# REQUIRED ACTION:
Within the listing below, please show every line carrying the string "Educação".

--- START ---

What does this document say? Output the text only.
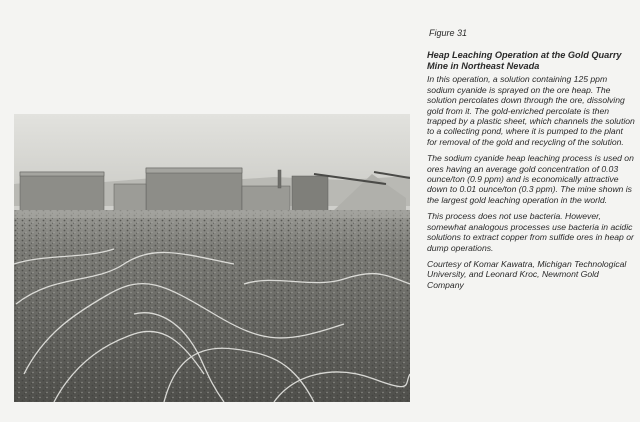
Figure 31
Heap Leaching Operation at the Gold Quarry Mine in Northeast Nevada

In this operation, a solution containing 125 ppm sodium cyanide is sprayed on the ore heap. The solution percolates down through the ore, dissolving gold from it. The gold-enriched percolate is then trapped by a plastic sheet, which channels the solution to a collecting pond, where it is pumped to the plant for removal of the gold and recycling of the solution.

The sodium cyanide heap leaching process is used on ores having an average gold concentration of 0.03 ounce/ton (0.9 ppm) and is economically attractive down to 0.01 ounce/ton (0.3 ppm). The mine shown is the largest gold leaching operation in the world.

This process does not use bacteria. However, somewhat analogous processes use bacteria in acidic solutions to extract copper from sulfide ores in heap or dump operations.

Courtesy of Komar Kawatra, Michigan Technological University, and Leonard Kroc, Newmont Gold Company
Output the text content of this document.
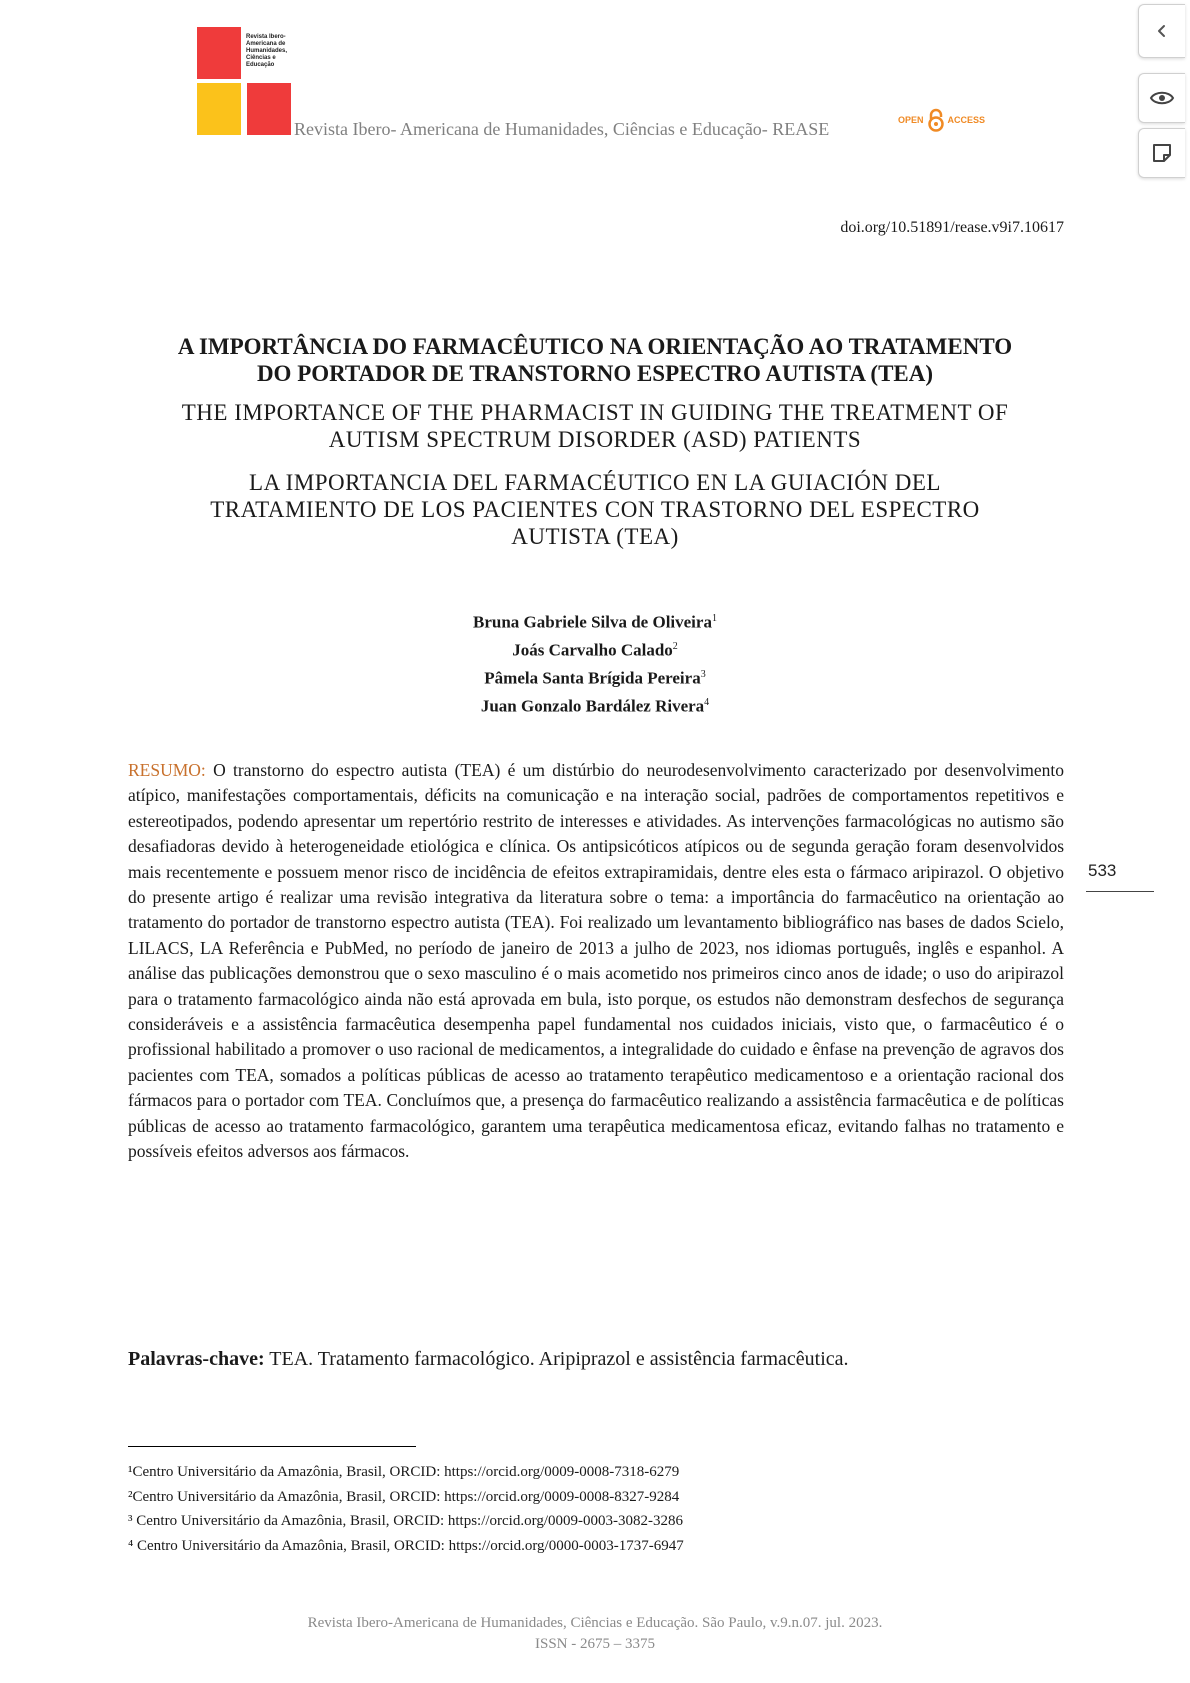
Revista Ibero-
Americana de
Humanidades,
Ciências e
Educação
Revista Ibero- Americana de Humanidades, Ciências e Educação- REASE	OPEN	ACCESS
doi.org/10.51891/rease.v9i7.10617
A IMPORTÂNCIA DO FARMACÊUTICO NA ORIENTAÇÃO AO TRATAMENTO
DO PORTADOR DE TRANSTORNO ESPECTRO AUTISTA (TEA)
THE IMPORTANCE OF THE PHARMACIST IN GUIDING THE TREATMENT OF
AUTISM SPECTRUM DISORDER (ASD) PATIENTS
LA IMPORTANCIA DEL FARMACÉUTICO EN LA GUIACIÓN DEL
TRATAMIENTO DE LOS PACIENTES CON TRASTORNO DEL ESPECTRO
AUTISTA (TEA)
Bruna Gabriele Silva de Oliveira$^1$
Joás Carvalho Calado$^2$
Pâmela Santa Brígida Pereira$^3$
Juan Gonzalo Bardález Rivera$^4$
RESUMO: O transtorno do espectro autista (TEA) é um distúrbio do neurodesenvolvimento caracterizado por desenvolvimento atípico, manifestações comportamentais, déficits na comunicação e na interação social, padrões de comportamentos repetitivos e estereotipados, podendo apresentar um repertório restrito de interesses e atividades. As intervenções farmacológicas no autismo são desafiadoras devido à heterogeneidade etiológica e clínica. Os antipsicóticos atípicos ou de segunda geração foram desenvolvidos mais recentemente e possuem menor risco de incidência de efeitos extrapiramidais, dentre eles esta o fármaco aripirazol. O objetivo do presente artigo é realizar uma revisão integrativa da literatura sobre o tema: a importância do farmacêutico na orientação ao tratamento do portador de transtorno espectro autista (TEA). Foi realizado um levantamento bibliográfico nas bases de dados Scielo, LILACS, LA Referência e PubMed, no período de janeiro de 2013 a julho de 2023, nos idiomas português, inglês e espanhol. A análise das publicações demonstrou que o sexo masculino é o mais acometido nos primeiros cinco anos de idade; o uso do aripirazol para o tratamento farmacológico ainda não está aprovada em bula, isto porque, os estudos não demonstram desfechos de segurança consideráveis e a assistência farmacêutica desempenha papel fundamental nos cuidados iniciais, visto que, o farmacêutico é o profissional habilitado a promover o uso racional de medicamentos, a integralidade do cuidado e ênfase na prevenção de agravos dos pacientes com TEA, somados a políticas públicas de acesso ao tratamento terapêutico medicamentoso e a orientação racional dos fármacos para o portador com TEA. Concluímos que, a presença do farmacêutico realizando a assistência farmacêutica e de políticas públicas de acesso ao tratamento farmacológico, garantem uma terapêutica medicamentosa eficaz, evitando falhas no tratamento e possíveis efeitos adversos aos fármacos.
Palavras-chave: TEA. Tratamento farmacológico. Aripiprazol e assistência farmacêutica.
¹Centro Universitário da Amazônia, Brasil, ORCID: https://orcid.org/0009-0008-7318-6279
²Centro Universitário da Amazônia, Brasil, ORCID: https://orcid.org/0009-0008-8327-9284
³ Centro Universitário da Amazônia, Brasil, ORCID: https://orcid.org/0009-0003-3082-3286
⁴ Centro Universitário da Amazônia, Brasil, ORCID: https://orcid.org/0000-0003-1737-6947
Revista Ibero-Americana de Humanidades, Ciências e Educação. São Paulo, v.9.n.07. jul. 2023.
ISSN - 2675 – 3375
533
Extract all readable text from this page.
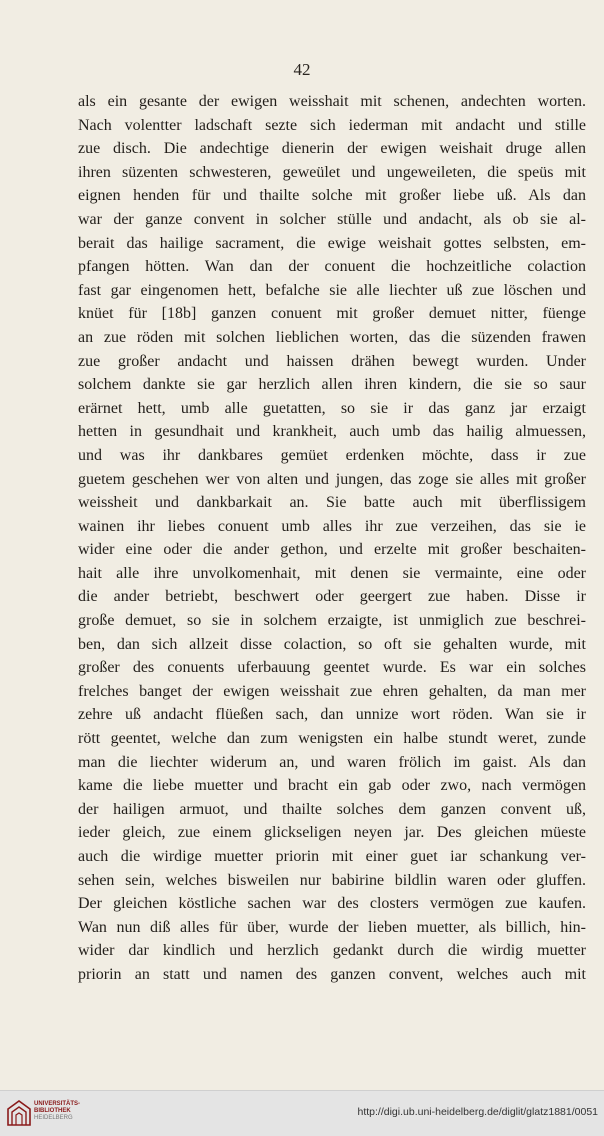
42
als ein gesante der ewigen weisshait mit schenen, andechten worten.
Nach volentter ladschaft sezte sich iederman mit andacht und stille
zue disch. Die andechtige dienerin der ewigen weishait druge allen
ihren süzenten schwesteren, geweület und ungeweileten, die speüs mit
eignen henden für und thailte solche mit großer liebe uß. Als dan
war der ganze convent in solcher stülle und andacht, als ob sie al-
berait das hailige sacrament, die ewige weishait gottes selbsten, em-
pfangen hötten. Wan dan der conuent die hochzeitliche colaction
fast gar eingenomen hett, befalche sie alle liechter uß zue löschen und
knüet für [18b] ganzen conuent mit großer demuet nitter, füenge
an zue röden mit solchen lieblichen worten, das die süzenden frawen
zue großer andacht und haissen drähen bewegt wurden. Under
solchem dankte sie gar herzlich allen ihren kindern, die sie so saur
erärnet hett, umb alle guetatten, so sie ir das ganz jar erzaigt
hetten in gesundhait und krankheit, auch umb das hailig almuessen,
und was ihr dankbares gemüet erdenken möchte, dass ir zue
guetem geschehen wer von alten und jungen, das zoge sie alles mit großer
weissheit und dankbarkait an. Sie batte auch mit überflissigem
wainen ihr liebes conuent umb alles ihr zue verzeihen, das sie ie
wider eine oder die ander gethon, und erzelte mit großer beschaiten-
hait alle ihre unvolkomenhait, mit denen sie vermainte, eine oder
die ander betriebt, beschwert oder geergert zue haben. Disse ir
große demuet, so sie in solchem erzaigte, ist unmiglich zue beschrei-
ben, dan sich allzeit disse colaction, so oft sie gehalten wurde, mit
großer des conuents uferbauung geentet wurde. Es war ein solches
frelches banget der ewigen weisshait zue ehren gehalten, da man mer
zehre uß andacht flüeßen sach, dan unnize wort röden. Wan sie ir
rött geentet, welche dan zum wenigsten ein halbe stundt weret, zunde
man die liechter widerum an, und waren frölich im gaist. Als dan
kame die liebe muetter und bracht ein gab oder zwo, nach vermögen
der hailigen armuot, und thailte solches dem ganzen convent uß,
ieder gleich, zue einem glickseligen neyen jar. Des gleichen müeste
auch die wirdige muetter priorin mit einer guet iar schankung ver-
sehen sein, welches bisweilen nur babirine bildlin waren oder gluffen.
Der gleichen köstliche sachen war des closters vermögen zue kaufen.
Wan nun diß alles für über, wurde der lieben muetter, als billich, hin-
wider dar kindlich und herzlich gedankt durch die wirdig muetter
priorin an statt und namen des ganzen convent, welches auch mit
UNIVERSITÄTS-
BIBLIOTHEK
HEIDELBERG	http://digi.ub.uni-heidelberg.de/diglit/glatz1881/0051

--- END ---

# TASK OUTPUT:
Educação
Revista Ibero- Americana de Humanidades, Ciências e Educação- REASE	OPEN	ACCESS
Revista Ibero-Americana de Humanidades, Ciências e Educação. São Paulo, v.9.n.07. jul. 2023.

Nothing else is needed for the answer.